__Direction__: Using the records below, locate all lines containing "feel" and return them.

__Data provided__:
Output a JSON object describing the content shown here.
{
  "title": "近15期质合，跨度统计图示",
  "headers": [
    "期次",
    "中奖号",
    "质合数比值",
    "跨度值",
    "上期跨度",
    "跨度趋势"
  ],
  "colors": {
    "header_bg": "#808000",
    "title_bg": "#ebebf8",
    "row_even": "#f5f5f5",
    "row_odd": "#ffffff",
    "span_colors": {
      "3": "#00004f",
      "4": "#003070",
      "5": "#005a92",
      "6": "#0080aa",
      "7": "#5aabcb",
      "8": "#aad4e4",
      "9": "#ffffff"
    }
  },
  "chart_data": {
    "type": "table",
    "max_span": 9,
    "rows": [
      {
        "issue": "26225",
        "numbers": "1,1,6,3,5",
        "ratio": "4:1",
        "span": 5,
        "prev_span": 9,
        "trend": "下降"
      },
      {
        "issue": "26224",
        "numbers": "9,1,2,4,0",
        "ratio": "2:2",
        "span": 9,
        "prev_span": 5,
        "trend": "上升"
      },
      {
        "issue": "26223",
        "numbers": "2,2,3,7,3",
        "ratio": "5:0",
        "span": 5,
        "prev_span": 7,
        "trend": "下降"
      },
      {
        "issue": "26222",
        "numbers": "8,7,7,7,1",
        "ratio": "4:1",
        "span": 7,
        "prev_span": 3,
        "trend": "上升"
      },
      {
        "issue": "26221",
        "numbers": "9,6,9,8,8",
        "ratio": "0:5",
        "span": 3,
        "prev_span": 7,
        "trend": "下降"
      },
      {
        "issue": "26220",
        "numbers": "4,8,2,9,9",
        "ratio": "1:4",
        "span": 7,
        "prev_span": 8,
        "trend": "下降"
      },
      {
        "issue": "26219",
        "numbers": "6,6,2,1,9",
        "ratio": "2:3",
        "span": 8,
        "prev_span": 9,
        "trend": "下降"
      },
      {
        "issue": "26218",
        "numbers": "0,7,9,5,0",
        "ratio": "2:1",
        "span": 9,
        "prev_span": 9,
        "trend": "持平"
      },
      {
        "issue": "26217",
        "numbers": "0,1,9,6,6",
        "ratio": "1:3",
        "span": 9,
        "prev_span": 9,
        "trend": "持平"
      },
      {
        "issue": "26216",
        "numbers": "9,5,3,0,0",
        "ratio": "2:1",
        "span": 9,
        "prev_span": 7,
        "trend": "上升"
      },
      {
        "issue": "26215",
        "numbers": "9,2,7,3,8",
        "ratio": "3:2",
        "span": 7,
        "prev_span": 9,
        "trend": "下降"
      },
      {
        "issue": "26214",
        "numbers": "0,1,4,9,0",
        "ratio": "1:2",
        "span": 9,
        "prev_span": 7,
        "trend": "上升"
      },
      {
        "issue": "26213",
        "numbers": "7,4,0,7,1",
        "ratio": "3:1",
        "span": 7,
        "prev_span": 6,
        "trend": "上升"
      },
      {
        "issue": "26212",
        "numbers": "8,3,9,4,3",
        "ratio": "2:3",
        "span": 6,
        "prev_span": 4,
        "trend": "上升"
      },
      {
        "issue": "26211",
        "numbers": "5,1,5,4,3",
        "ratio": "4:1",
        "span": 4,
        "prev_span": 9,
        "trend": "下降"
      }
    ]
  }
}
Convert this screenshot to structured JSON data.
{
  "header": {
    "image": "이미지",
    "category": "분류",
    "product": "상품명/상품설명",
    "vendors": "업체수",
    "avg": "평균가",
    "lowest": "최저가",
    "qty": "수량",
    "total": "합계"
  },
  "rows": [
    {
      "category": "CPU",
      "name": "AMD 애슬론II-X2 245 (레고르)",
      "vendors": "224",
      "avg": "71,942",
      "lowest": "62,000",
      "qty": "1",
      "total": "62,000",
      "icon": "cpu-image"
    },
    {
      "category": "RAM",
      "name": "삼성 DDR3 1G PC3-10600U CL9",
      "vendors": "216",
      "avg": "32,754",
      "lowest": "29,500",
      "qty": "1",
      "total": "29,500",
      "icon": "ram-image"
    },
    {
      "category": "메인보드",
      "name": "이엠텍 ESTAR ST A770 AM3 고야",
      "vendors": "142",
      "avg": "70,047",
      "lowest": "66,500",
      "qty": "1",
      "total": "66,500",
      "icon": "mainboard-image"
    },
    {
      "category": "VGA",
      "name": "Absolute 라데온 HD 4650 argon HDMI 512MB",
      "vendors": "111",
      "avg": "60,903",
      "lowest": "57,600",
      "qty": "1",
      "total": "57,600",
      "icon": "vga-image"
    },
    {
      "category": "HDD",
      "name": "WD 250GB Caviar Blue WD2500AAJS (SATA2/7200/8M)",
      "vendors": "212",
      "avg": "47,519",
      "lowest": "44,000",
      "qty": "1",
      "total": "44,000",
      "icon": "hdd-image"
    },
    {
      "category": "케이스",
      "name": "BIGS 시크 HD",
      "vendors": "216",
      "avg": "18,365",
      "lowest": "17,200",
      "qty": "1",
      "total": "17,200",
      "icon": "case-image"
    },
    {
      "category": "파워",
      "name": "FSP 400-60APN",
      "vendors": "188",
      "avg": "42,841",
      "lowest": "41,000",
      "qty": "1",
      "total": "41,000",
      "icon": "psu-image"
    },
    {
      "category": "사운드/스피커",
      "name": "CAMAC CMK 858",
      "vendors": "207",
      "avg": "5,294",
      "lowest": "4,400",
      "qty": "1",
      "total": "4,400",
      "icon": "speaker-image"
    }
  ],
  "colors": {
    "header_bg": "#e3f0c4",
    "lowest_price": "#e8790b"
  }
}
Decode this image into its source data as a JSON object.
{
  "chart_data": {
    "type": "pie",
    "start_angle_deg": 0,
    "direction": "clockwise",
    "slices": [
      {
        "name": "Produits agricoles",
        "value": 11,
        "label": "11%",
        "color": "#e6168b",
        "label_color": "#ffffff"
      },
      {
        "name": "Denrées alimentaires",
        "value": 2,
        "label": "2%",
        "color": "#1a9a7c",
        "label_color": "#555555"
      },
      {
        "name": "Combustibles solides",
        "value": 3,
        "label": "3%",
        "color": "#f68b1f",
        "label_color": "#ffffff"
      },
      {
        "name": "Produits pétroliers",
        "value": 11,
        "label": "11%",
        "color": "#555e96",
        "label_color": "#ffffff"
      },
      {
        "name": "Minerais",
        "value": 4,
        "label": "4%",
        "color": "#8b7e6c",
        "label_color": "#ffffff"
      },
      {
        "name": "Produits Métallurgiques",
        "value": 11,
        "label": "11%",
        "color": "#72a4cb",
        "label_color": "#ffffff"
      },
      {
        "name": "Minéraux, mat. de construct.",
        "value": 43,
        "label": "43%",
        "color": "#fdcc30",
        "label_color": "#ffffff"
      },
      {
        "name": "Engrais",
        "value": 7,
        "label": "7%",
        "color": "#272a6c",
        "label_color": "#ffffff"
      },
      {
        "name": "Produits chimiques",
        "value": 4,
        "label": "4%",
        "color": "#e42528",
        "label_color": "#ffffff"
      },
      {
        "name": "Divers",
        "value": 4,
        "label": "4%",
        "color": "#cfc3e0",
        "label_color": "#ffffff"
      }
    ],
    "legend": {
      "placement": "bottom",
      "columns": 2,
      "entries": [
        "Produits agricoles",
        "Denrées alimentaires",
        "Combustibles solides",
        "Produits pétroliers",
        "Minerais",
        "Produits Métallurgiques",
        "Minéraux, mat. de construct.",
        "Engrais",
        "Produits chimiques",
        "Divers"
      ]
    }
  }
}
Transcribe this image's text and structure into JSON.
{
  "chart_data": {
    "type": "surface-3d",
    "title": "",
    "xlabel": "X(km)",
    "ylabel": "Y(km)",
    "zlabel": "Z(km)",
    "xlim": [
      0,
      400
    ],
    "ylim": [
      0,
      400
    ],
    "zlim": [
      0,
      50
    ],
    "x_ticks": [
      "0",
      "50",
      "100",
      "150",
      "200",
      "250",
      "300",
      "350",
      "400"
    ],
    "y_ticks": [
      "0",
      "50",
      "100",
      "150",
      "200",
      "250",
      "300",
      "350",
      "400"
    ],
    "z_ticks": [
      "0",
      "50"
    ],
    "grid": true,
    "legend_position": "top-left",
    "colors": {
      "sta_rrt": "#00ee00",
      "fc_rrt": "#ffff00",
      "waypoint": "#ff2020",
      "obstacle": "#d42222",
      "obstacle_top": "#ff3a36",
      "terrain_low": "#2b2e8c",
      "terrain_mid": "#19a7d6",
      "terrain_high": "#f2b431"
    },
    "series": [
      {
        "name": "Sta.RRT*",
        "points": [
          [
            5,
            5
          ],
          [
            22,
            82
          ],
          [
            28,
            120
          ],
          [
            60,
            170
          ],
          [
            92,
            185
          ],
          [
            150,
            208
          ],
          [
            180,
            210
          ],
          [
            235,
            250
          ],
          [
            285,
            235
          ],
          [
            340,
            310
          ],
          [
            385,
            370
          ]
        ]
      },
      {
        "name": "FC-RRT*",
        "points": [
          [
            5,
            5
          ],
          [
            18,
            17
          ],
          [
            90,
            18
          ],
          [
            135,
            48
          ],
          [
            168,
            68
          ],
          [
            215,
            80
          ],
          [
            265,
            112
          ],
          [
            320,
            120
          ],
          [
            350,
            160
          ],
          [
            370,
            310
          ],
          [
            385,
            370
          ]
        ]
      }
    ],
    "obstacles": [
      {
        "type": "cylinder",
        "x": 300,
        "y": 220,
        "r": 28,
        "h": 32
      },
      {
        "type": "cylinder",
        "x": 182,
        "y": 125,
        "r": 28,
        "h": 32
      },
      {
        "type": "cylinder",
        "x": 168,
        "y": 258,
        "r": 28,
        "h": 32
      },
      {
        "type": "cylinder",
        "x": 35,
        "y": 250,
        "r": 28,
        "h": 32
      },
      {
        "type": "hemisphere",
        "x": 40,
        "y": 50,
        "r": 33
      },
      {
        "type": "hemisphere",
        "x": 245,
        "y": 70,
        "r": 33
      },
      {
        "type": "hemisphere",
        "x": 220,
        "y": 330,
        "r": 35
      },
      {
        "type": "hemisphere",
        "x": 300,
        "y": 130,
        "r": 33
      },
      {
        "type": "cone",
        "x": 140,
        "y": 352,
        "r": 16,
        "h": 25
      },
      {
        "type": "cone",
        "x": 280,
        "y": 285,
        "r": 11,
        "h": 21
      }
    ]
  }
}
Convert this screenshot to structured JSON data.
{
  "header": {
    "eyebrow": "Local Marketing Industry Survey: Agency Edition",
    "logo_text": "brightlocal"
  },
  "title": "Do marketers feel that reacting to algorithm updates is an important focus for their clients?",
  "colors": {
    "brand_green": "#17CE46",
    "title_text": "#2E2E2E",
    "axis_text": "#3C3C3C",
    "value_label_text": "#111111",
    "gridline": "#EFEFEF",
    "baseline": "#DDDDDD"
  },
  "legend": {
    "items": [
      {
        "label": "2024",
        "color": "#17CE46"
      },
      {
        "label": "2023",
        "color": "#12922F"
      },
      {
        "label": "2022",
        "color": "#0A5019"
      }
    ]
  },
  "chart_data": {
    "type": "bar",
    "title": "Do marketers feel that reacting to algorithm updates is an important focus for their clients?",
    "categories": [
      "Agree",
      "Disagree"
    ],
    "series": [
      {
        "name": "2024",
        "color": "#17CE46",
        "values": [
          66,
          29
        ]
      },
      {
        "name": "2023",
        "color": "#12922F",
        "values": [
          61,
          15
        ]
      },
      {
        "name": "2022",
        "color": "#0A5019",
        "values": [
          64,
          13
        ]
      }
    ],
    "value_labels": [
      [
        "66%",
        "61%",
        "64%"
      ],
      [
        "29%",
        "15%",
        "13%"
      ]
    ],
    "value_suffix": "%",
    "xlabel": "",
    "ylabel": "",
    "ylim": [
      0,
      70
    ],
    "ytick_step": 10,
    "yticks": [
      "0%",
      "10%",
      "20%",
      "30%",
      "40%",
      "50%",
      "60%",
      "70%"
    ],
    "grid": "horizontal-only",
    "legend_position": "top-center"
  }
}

__Task result__:
  "title": "Do marketers feel that reacting to algorithm updates is an important focus for their clients?",
    "title": "Do marketers feel that reacting to algorithm updates is an important focus for their clients?",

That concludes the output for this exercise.